▸ DO THIS: Extract all lines that hold "name" from the records below.

# # # # # # #

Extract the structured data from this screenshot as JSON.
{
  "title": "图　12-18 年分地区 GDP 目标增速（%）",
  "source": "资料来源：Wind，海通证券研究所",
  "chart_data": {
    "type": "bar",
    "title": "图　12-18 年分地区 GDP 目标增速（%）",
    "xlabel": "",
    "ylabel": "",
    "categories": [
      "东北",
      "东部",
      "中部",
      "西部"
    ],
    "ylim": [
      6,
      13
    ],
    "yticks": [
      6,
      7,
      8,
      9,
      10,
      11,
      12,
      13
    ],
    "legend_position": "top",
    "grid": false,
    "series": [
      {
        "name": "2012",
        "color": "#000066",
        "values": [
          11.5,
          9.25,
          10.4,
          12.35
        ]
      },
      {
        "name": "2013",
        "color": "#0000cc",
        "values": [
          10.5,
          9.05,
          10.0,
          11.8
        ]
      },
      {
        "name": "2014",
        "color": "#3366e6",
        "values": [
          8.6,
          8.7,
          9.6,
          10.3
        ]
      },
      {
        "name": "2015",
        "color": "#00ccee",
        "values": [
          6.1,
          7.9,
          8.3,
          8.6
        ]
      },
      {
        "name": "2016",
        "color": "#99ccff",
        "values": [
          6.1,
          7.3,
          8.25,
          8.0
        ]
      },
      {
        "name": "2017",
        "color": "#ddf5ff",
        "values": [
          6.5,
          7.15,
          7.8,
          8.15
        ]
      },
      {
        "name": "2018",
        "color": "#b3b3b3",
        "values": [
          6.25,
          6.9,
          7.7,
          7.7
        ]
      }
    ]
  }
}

# # # # # # #

▸ TASK ANSWER:
        "name": "2012",
        "name": "2013",
        "name": "2014",
        "name": "2015",
        "name": "2016",
        "name": "2017",
        "name": "2018",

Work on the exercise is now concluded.